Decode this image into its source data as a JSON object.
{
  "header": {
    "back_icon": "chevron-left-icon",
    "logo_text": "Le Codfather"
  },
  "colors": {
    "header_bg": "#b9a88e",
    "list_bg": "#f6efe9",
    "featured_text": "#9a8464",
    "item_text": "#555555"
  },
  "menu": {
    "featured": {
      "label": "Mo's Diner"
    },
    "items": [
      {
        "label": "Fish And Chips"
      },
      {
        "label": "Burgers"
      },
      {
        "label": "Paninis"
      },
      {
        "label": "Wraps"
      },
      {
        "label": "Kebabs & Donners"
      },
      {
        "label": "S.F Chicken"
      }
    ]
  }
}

◇ ◇ ◇

**Directions for this task**:
Repeat all the entries exactly as given.

**In response**:
Decode this image into its source data as a JSON object.
{
  "header": {
    "back_icon": "chevron-left-icon",
    "logo_text": "Le Codfather"
  },
  "colors": {
    "header_bg": "#b9a88e",
    "list_bg": "#f6efe9",
    "featured_text": "#9a8464",
    "item_text": "#555555"
  },
  "menu": {
    "featured": {
      "label": "Mo's Diner"
    },
    "items": [
      {
        "label": "Fish And Chips"
      },
      {
        "label": "Burgers"
      },
      {
        "label": "Paninis"
      },
      {
        "label": "Wraps"
      },
      {
        "label": "Kebabs & Donners"
      },
      {
        "label": "S.F Chicken"
      }
    ]
  }
}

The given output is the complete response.